-- START OF ENTRIES PROVIDED --

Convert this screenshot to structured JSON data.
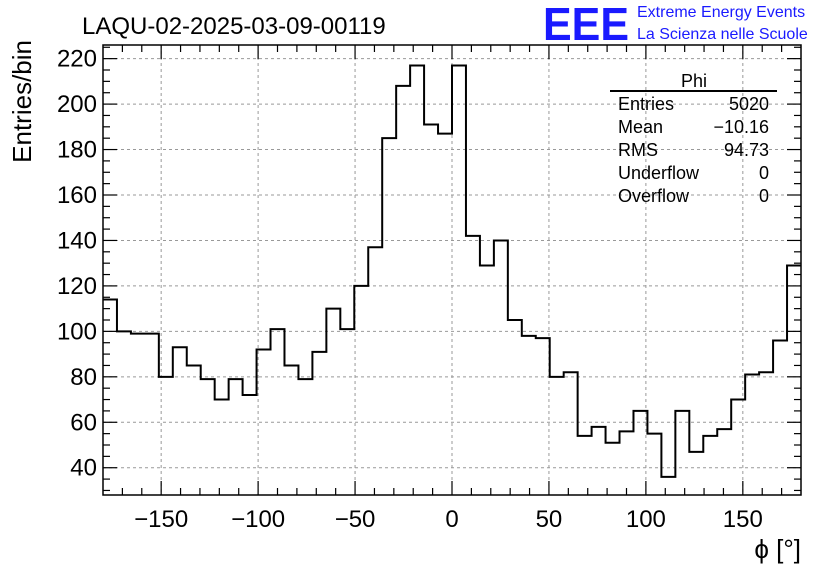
{
  "chart_data": {
    "type": "histogram",
    "title": "LAQU-02-2025-03-09-00119",
    "xlabel": "ϕ [°]",
    "ylabel": "Entries/bin",
    "xlim": [
      -180,
      180
    ],
    "ylim": [
      28,
      226
    ],
    "bin_width": 7.2,
    "grid": true,
    "x_ticks": [
      -150,
      -100,
      -50,
      0,
      50,
      100,
      150
    ],
    "x_tick_labels": [
      "−150",
      "−100",
      "−50",
      "0",
      "50",
      "100",
      "150"
    ],
    "y_ticks": [
      40,
      60,
      80,
      100,
      120,
      140,
      160,
      180,
      200,
      220
    ],
    "y_tick_labels": [
      "40",
      "60",
      "80",
      "100",
      "120",
      "140",
      "160",
      "180",
      "200",
      "220"
    ],
    "series": [
      {
        "name": "Phi",
        "bin_edges_start": -180,
        "values": [
          114,
          100,
          99,
          99,
          80,
          93,
          85,
          79,
          70,
          79,
          72,
          92,
          101,
          85,
          79,
          91,
          110,
          101,
          120,
          137,
          185,
          208,
          217,
          191,
          187,
          217,
          142,
          129,
          140,
          105,
          98,
          97,
          80,
          82,
          54,
          58,
          51,
          56,
          65,
          55,
          36,
          65,
          47,
          54,
          57,
          70,
          81,
          82,
          96,
          129
        ]
      }
    ]
  },
  "stats_box": {
    "title": "Phi",
    "rows": [
      {
        "label": "Entries",
        "value": "5020"
      },
      {
        "label": "Mean",
        "value": "−10.16"
      },
      {
        "label": "RMS",
        "value": "94.73"
      },
      {
        "label": "Underflow",
        "value": "0"
      },
      {
        "label": "Overflow",
        "value": "0"
      }
    ]
  },
  "logo": {
    "mark": "EEE",
    "line1": "Extreme Energy Events",
    "line2": "La Scienza nelle Scuole",
    "color": "#1a1aff"
  }
}
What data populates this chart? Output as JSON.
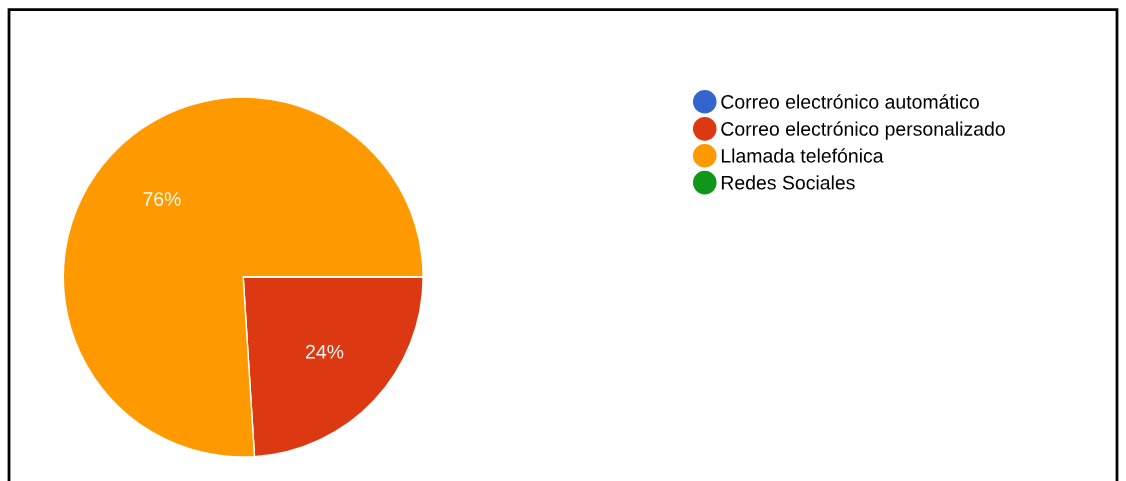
{
  "chart_data": {
    "type": "pie",
    "categories": [
      "Correo electrónico automático",
      "Correo electrónico personalizado",
      "Llamada telefónica",
      "Redes Sociales"
    ],
    "values": [
      0,
      24,
      76,
      0
    ],
    "colors": [
      "#3366cc",
      "#dc3912",
      "#ff9900",
      "#109618"
    ],
    "value_labels": [
      null,
      "24%",
      "76%",
      null
    ],
    "legend": "right"
  }
}
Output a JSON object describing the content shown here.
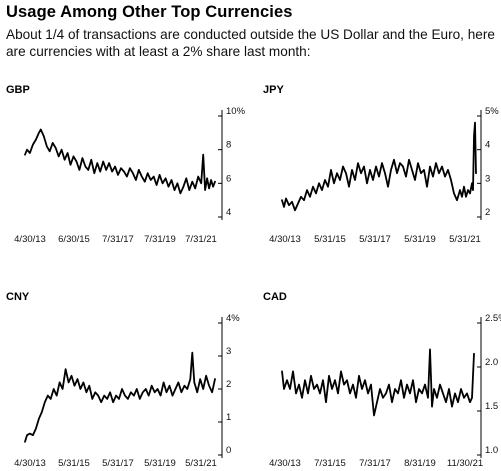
{
  "title": "Usage Among Other Top Currencies",
  "subtitle": "About 1/4 of transactions are conducted outside the US Dollar and the Euro, here are currencies with at least a 2% share last month:",
  "chart_data": [
    {
      "type": "line",
      "title": "GBP",
      "ylim": [
        4,
        10
      ],
      "yticks": [
        "10%",
        "8",
        "6",
        "4"
      ],
      "xticks": [
        "4/30/13",
        "6/30/15",
        "7/31/17",
        "7/31/19",
        "7/31/21"
      ],
      "x_range": [
        2013.0,
        2022.8
      ],
      "grid": false,
      "series": [
        {
          "x": [
            2013.0,
            2013.1,
            2013.25,
            2013.4,
            2013.55,
            2013.7,
            2013.8,
            2013.95,
            2014.1,
            2014.25,
            2014.4,
            2014.55,
            2014.7,
            2014.85,
            2015.0,
            2015.15,
            2015.3,
            2015.45,
            2015.6,
            2015.75,
            2015.9,
            2016.05,
            2016.2,
            2016.35,
            2016.5,
            2016.65,
            2016.8,
            2016.95,
            2017.1,
            2017.25,
            2017.4,
            2017.55,
            2017.7,
            2017.85,
            2018.0,
            2018.15,
            2018.3,
            2018.45,
            2018.6,
            2018.75,
            2018.9,
            2019.05,
            2019.2,
            2019.35,
            2019.5,
            2019.65,
            2019.8,
            2019.95,
            2020.1,
            2020.25,
            2020.4,
            2020.55,
            2020.7,
            2020.85,
            2021.0,
            2021.15,
            2021.3,
            2021.45,
            2021.6,
            2021.75,
            2021.9,
            2022.0,
            2022.05,
            2022.1,
            2022.2,
            2022.3,
            2022.4,
            2022.5,
            2022.6
          ],
          "values": [
            7.7,
            8.0,
            7.8,
            8.3,
            8.6,
            9.0,
            9.2,
            8.8,
            8.2,
            7.9,
            8.4,
            8.1,
            7.6,
            8.0,
            7.4,
            7.8,
            7.1,
            7.6,
            7.3,
            6.8,
            7.5,
            7.0,
            6.8,
            7.4,
            6.6,
            7.2,
            6.7,
            7.3,
            6.8,
            7.2,
            6.7,
            7.0,
            6.5,
            6.9,
            6.7,
            6.4,
            6.9,
            6.6,
            6.2,
            6.8,
            6.4,
            6.1,
            6.6,
            6.2,
            6.4,
            5.9,
            6.5,
            6.0,
            6.3,
            5.8,
            6.2,
            5.6,
            6.0,
            5.4,
            5.8,
            6.3,
            5.6,
            6.1,
            5.7,
            6.4,
            6.0,
            7.7,
            6.6,
            5.6,
            6.3,
            5.7,
            6.2,
            5.8,
            6.1
          ]
        }
      ]
    },
    {
      "type": "line",
      "title": "JPY",
      "ylim": [
        2,
        5
      ],
      "yticks": [
        "5%",
        "4",
        "3",
        "2"
      ],
      "xticks": [
        "4/30/13",
        "5/31/15",
        "5/31/17",
        "5/31/19",
        "5/31/21"
      ],
      "x_range": [
        2013.0,
        2022.8
      ],
      "grid": false,
      "series": [
        {
          "x": [
            2013.0,
            2013.1,
            2013.2,
            2013.35,
            2013.5,
            2013.65,
            2013.8,
            2013.95,
            2014.1,
            2014.25,
            2014.4,
            2014.55,
            2014.7,
            2014.85,
            2015.0,
            2015.15,
            2015.3,
            2015.45,
            2015.6,
            2015.75,
            2015.9,
            2016.05,
            2016.2,
            2016.35,
            2016.5,
            2016.65,
            2016.8,
            2016.95,
            2017.1,
            2017.25,
            2017.4,
            2017.55,
            2017.7,
            2017.85,
            2018.0,
            2018.15,
            2018.3,
            2018.45,
            2018.6,
            2018.75,
            2018.9,
            2019.05,
            2019.2,
            2019.35,
            2019.5,
            2019.65,
            2019.8,
            2019.95,
            2020.1,
            2020.25,
            2020.4,
            2020.55,
            2020.7,
            2020.85,
            2021.0,
            2021.15,
            2021.3,
            2021.45,
            2021.6,
            2021.75,
            2021.9,
            2022.0,
            2022.1,
            2022.2,
            2022.3,
            2022.4,
            2022.5,
            2022.55,
            2022.6,
            2022.65,
            2022.7
          ],
          "values": [
            2.5,
            2.3,
            2.55,
            2.35,
            2.45,
            2.2,
            2.4,
            2.6,
            2.5,
            2.8,
            2.6,
            2.9,
            2.7,
            3.0,
            2.8,
            3.1,
            2.9,
            3.4,
            3.0,
            3.3,
            3.1,
            3.5,
            3.3,
            2.9,
            3.4,
            3.1,
            3.6,
            3.3,
            3.5,
            3.0,
            3.4,
            3.1,
            3.5,
            3.2,
            3.6,
            3.3,
            2.9,
            3.4,
            3.7,
            3.3,
            3.6,
            3.5,
            3.2,
            3.7,
            3.4,
            3.1,
            3.6,
            3.3,
            3.4,
            2.9,
            3.5,
            3.2,
            3.6,
            3.3,
            3.5,
            3.2,
            3.4,
            3.1,
            2.7,
            2.5,
            2.8,
            2.6,
            2.9,
            2.6,
            2.8,
            2.7,
            3.0,
            2.8,
            4.4,
            4.8,
            3.3
          ]
        }
      ]
    },
    {
      "type": "line",
      "title": "CNY",
      "ylim": [
        0,
        4
      ],
      "yticks": [
        "4%",
        "3",
        "2",
        "1",
        "0"
      ],
      "xticks": [
        "4/30/13",
        "5/31/15",
        "5/31/17",
        "5/31/19",
        "5/31/21"
      ],
      "x_range": [
        2013.0,
        2022.8
      ],
      "grid": false,
      "series": [
        {
          "x": [
            2013.0,
            2013.1,
            2013.25,
            2013.4,
            2013.55,
            2013.7,
            2013.85,
            2014.0,
            2014.15,
            2014.3,
            2014.45,
            2014.6,
            2014.75,
            2014.9,
            2015.05,
            2015.2,
            2015.35,
            2015.5,
            2015.65,
            2015.8,
            2015.95,
            2016.1,
            2016.25,
            2016.4,
            2016.55,
            2016.7,
            2016.85,
            2017.0,
            2017.15,
            2017.3,
            2017.45,
            2017.6,
            2017.75,
            2017.9,
            2018.05,
            2018.2,
            2018.35,
            2018.5,
            2018.65,
            2018.8,
            2018.95,
            2019.1,
            2019.25,
            2019.4,
            2019.55,
            2019.7,
            2019.85,
            2020.0,
            2020.15,
            2020.3,
            2020.45,
            2020.6,
            2020.75,
            2020.9,
            2021.05,
            2021.2,
            2021.35,
            2021.45,
            2021.55,
            2021.7,
            2021.85,
            2022.0,
            2022.15,
            2022.3,
            2022.45,
            2022.6
          ],
          "values": [
            0.4,
            0.6,
            0.65,
            0.6,
            0.8,
            1.1,
            1.3,
            1.6,
            1.8,
            1.7,
            2.0,
            1.8,
            2.2,
            2.0,
            2.6,
            2.2,
            2.4,
            2.1,
            2.3,
            2.0,
            2.2,
            1.9,
            2.1,
            1.7,
            1.9,
            1.8,
            1.6,
            1.8,
            1.7,
            1.9,
            1.6,
            1.8,
            1.7,
            2.0,
            1.8,
            1.7,
            1.9,
            1.8,
            2.0,
            1.7,
            1.9,
            2.0,
            1.8,
            2.1,
            1.9,
            2.0,
            1.8,
            2.2,
            1.9,
            2.1,
            1.8,
            2.0,
            2.2,
            1.9,
            2.1,
            2.0,
            2.3,
            3.1,
            2.2,
            1.9,
            2.3,
            2.0,
            2.4,
            2.1,
            1.9,
            2.3
          ]
        }
      ]
    },
    {
      "type": "line",
      "title": "CAD",
      "ylim": [
        1.0,
        2.5
      ],
      "yticks": [
        "2.5%",
        "2.0",
        "1.5",
        "1.0"
      ],
      "xticks": [
        "4/30/13",
        "7/31/15",
        "7/31/17",
        "8/31/19",
        "11/30/21"
      ],
      "x_range": [
        2013.0,
        2022.8
      ],
      "grid": false,
      "series": [
        {
          "x": [
            2013.0,
            2013.1,
            2013.25,
            2013.4,
            2013.55,
            2013.7,
            2013.85,
            2014.0,
            2014.15,
            2014.3,
            2014.45,
            2014.6,
            2014.75,
            2014.9,
            2015.05,
            2015.2,
            2015.35,
            2015.5,
            2015.65,
            2015.8,
            2015.95,
            2016.1,
            2016.25,
            2016.4,
            2016.55,
            2016.7,
            2016.85,
            2017.0,
            2017.15,
            2017.3,
            2017.45,
            2017.6,
            2017.75,
            2017.9,
            2018.05,
            2018.2,
            2018.35,
            2018.5,
            2018.65,
            2018.8,
            2018.95,
            2019.1,
            2019.25,
            2019.4,
            2019.55,
            2019.7,
            2019.85,
            2020.0,
            2020.15,
            2020.3,
            2020.4,
            2020.5,
            2020.6,
            2020.75,
            2020.9,
            2021.05,
            2021.2,
            2021.35,
            2021.5,
            2021.65,
            2021.8,
            2021.95,
            2022.1,
            2022.25,
            2022.4,
            2022.5,
            2022.6
          ],
          "values": [
            1.95,
            1.75,
            1.85,
            1.75,
            1.95,
            1.7,
            1.8,
            1.65,
            1.85,
            1.7,
            1.9,
            1.75,
            1.8,
            1.7,
            1.85,
            1.6,
            1.9,
            1.75,
            1.85,
            1.7,
            1.95,
            1.8,
            1.85,
            1.7,
            1.8,
            1.65,
            1.9,
            1.75,
            1.85,
            1.7,
            1.8,
            1.45,
            1.6,
            1.75,
            1.65,
            1.7,
            1.8,
            1.6,
            1.75,
            1.7,
            1.85,
            1.65,
            1.8,
            1.7,
            1.85,
            1.6,
            1.75,
            1.7,
            1.8,
            1.65,
            2.2,
            1.55,
            1.75,
            1.65,
            1.8,
            1.7,
            1.6,
            1.75,
            1.55,
            1.7,
            1.6,
            1.75,
            1.65,
            1.7,
            1.6,
            1.65,
            2.15
          ]
        }
      ]
    }
  ]
}
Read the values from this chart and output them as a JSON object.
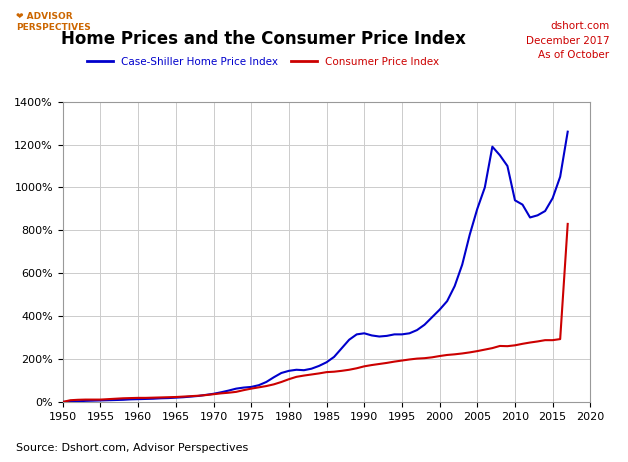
{
  "title": "Home Prices and the Consumer Price Index",
  "subtitle_right": "dshort.com\nDecember 2017\nAs of October",
  "source_text": "Source: Dshort.com, Advisor Perspectives",
  "legend_label_hpi": "Case-Shiller Home Price Index",
  "legend_label_cpi": "Consumer Price Index",
  "hpi_color": "#0000CC",
  "cpi_color": "#CC0000",
  "background_color": "#FFFFFF",
  "plot_bg_color": "#FFFFFF",
  "grid_color": "#CCCCCC",
  "xlim": [
    1950,
    2020
  ],
  "ylim": [
    0,
    1400
  ],
  "yticks": [
    0,
    200,
    400,
    600,
    800,
    1000,
    1200,
    1400
  ],
  "xticks": [
    1950,
    1955,
    1960,
    1965,
    1970,
    1975,
    1980,
    1985,
    1990,
    1995,
    2000,
    2005,
    2010,
    2015,
    2020
  ],
  "hpi_years": [
    1950,
    1951,
    1952,
    1953,
    1954,
    1955,
    1956,
    1957,
    1958,
    1959,
    1960,
    1961,
    1962,
    1963,
    1964,
    1965,
    1966,
    1967,
    1968,
    1969,
    1970,
    1971,
    1972,
    1973,
    1974,
    1975,
    1976,
    1977,
    1978,
    1979,
    1980,
    1981,
    1982,
    1983,
    1984,
    1985,
    1986,
    1987,
    1988,
    1989,
    1990,
    1991,
    1992,
    1993,
    1994,
    1995,
    1996,
    1997,
    1998,
    1999,
    2000,
    2001,
    2002,
    2003,
    2004,
    2005,
    2006,
    2007,
    2008,
    2009,
    2010,
    2011,
    2012,
    2013,
    2014,
    2015,
    2016,
    2017
  ],
  "hpi_values": [
    0,
    2,
    3,
    5,
    6,
    7,
    8,
    9,
    10,
    12,
    13,
    14,
    15,
    17,
    18,
    20,
    22,
    25,
    28,
    33,
    38,
    45,
    53,
    62,
    67,
    70,
    78,
    93,
    115,
    135,
    145,
    150,
    148,
    155,
    168,
    185,
    210,
    250,
    290,
    315,
    320,
    310,
    305,
    308,
    315,
    315,
    320,
    335,
    360,
    395,
    430,
    470,
    540,
    640,
    780,
    900,
    1000,
    1190,
    1150,
    1100,
    940,
    920,
    860,
    870,
    890,
    950,
    1050,
    1260
  ],
  "cpi_years": [
    1950,
    1951,
    1952,
    1953,
    1954,
    1955,
    1956,
    1957,
    1958,
    1959,
    1960,
    1961,
    1962,
    1963,
    1964,
    1965,
    1966,
    1967,
    1968,
    1969,
    1970,
    1971,
    1972,
    1973,
    1974,
    1975,
    1976,
    1977,
    1978,
    1979,
    1980,
    1981,
    1982,
    1983,
    1984,
    1985,
    1986,
    1987,
    1988,
    1989,
    1990,
    1991,
    1992,
    1993,
    1994,
    1995,
    1996,
    1997,
    1998,
    1999,
    2000,
    2001,
    2002,
    2003,
    2004,
    2005,
    2006,
    2007,
    2008,
    2009,
    2010,
    2011,
    2012,
    2013,
    2014,
    2015,
    2016,
    2017
  ],
  "cpi_values": [
    0,
    8,
    10,
    11,
    11,
    11,
    13,
    15,
    17,
    18,
    19,
    19,
    20,
    21,
    22,
    23,
    25,
    27,
    29,
    32,
    36,
    40,
    43,
    47,
    55,
    62,
    68,
    74,
    82,
    93,
    106,
    117,
    123,
    128,
    133,
    139,
    141,
    145,
    150,
    157,
    166,
    172,
    177,
    182,
    188,
    193,
    198,
    202,
    204,
    208,
    214,
    219,
    222,
    226,
    231,
    237,
    244,
    251,
    261,
    260,
    264,
    271,
    277,
    282,
    288,
    288,
    293,
    830
  ],
  "line_width": 1.5,
  "logo_text": "❤ ADVISOR\nPERSPECTIVES",
  "logo_color": "#CC6600"
}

-- END OF ENTRIES PROVIDED --

▶ DIRECTIONS
Using the entries above, find all lines with "JSON". Copy them.

▶ RESPONSE TO THIS TASK
Convert this screenshot to structured JSON data.
What data populates this chart? Output as JSON.
Output a JSON object describing the content shown here.
Read the values from this chart and output them as a JSON object.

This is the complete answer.